* Task requirements
Put each line of the rows below into a Markdown table with the columns "No." and "Text", numbering the lines in order and leaving out blank lines.
-- Start of Record set --
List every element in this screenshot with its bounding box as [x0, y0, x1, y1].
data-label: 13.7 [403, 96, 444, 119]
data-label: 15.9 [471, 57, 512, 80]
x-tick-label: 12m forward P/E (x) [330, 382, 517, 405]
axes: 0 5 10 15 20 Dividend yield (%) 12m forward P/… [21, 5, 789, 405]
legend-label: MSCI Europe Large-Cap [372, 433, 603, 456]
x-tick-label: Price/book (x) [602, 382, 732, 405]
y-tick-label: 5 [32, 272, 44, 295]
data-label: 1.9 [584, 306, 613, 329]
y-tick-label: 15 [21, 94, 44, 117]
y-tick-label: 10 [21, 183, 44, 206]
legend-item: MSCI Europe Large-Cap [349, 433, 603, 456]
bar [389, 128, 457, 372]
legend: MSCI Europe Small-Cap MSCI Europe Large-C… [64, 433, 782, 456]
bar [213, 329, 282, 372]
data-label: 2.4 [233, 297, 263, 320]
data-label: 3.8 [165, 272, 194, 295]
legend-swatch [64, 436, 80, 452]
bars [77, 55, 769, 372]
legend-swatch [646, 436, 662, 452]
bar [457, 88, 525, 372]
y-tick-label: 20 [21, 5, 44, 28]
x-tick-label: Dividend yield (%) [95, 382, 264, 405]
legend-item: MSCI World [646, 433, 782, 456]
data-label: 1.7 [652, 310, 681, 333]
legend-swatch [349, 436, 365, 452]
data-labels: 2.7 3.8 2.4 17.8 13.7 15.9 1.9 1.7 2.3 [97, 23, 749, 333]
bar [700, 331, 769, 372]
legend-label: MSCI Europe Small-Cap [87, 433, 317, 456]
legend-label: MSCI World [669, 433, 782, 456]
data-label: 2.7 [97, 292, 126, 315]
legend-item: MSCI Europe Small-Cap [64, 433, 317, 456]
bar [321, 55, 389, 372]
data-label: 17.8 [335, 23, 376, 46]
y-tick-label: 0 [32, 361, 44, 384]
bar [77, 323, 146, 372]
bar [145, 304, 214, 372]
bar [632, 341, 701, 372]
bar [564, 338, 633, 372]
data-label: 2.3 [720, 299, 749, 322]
-- End of Record set --
* Task output
| No. | Text |
|---|---|
| 1 | List every element in this screenshot with its bounding box as [x0, y0, x1, y1]. |
| 2 | data-label: 13.7 [403, 96, 444, 119] |
| 3 | data-label: 15.9 [471, 57, 512, 80] |
| 4 | x-tick-label: 12m forward P/E (x) [330, 382, 517, 405] |
| 5 | axes: 0 5 10 15 20 Dividend yield (%) 12m forward P/… [21, 5, 789, 405] |
| 6 | legend-label: MSCI Europe Large-Cap [372, 433, 603, 456] |
| 7 | x-tick-label: Price/book (x) [602, 382, 732, 405] |
| 8 | y-tick-label: 5 [32, 272, 44, 295] |
| 9 | data-label: 1.9 [584, 306, 613, 329] |
| 10 | y-tick-label: 15 [21, 94, 44, 117] |
| 11 | y-tick-label: 10 [21, 183, 44, 206] |
| 12 | legend-item: MSCI Europe Large-Cap [349, 433, 603, 456] |
| 13 | bar [389, 128, 457, 372] |
| 14 | legend: MSCI Europe Small-Cap MSCI Europe Large-C… [64, 433, 782, 456] |
| 15 | bar [213, 329, 282, 372] |
| 16 | data-label: 2.4 [233, 297, 263, 320] |
| 17 | data-label: 3.8 [165, 272, 194, 295] |
| 18 | legend-swatch [64, 436, 80, 452] |
| 19 | bars [77, 55, 769, 372] |
| 20 | legend-swatch [646, 436, 662, 452] |
| 21 | bar [457, 88, 525, 372] |
| 22 | y-tick-label: 20 [21, 5, 44, 28] |
| 23 | x-tick-label: Dividend yield (%) [95, 382, 264, 405] |
| 24 | legend-item: MSCI World [646, 433, 782, 456] |
| 25 | data-label: 1.7 [652, 310, 681, 333] |
| 26 | legend-swatch [349, 436, 365, 452] |
| 27 | data-labels: 2.7 3.8 2.4 17.8 13.7 15.9 1.9 1.7 2.3 [97, 23, 749, 333] |
| 28 | bar [700, 331, 769, 372] |
| 29 | legend-label: MSCI Europe Small-Cap [87, 433, 317, 456] |
| 30 | legend-label: MSCI World [669, 433, 782, 456] |
| 31 | data-label: 2.7 [97, 292, 126, 315] |
| 32 | legend-item: MSCI Europe Small-Cap [64, 433, 317, 456] |
| 33 | bar [321, 55, 389, 372] |
| 34 | data-label: 17.8 [335, 23, 376, 46] |
| 35 | y-tick-label: 0 [32, 361, 44, 384] |
| 36 | bar [77, 323, 146, 372] |
| 37 | bar [145, 304, 214, 372] |
| 38 | bar [632, 341, 701, 372] |
| 39 | bar [564, 338, 633, 372] |
| 40 | data-label: 2.3 [720, 299, 749, 322] |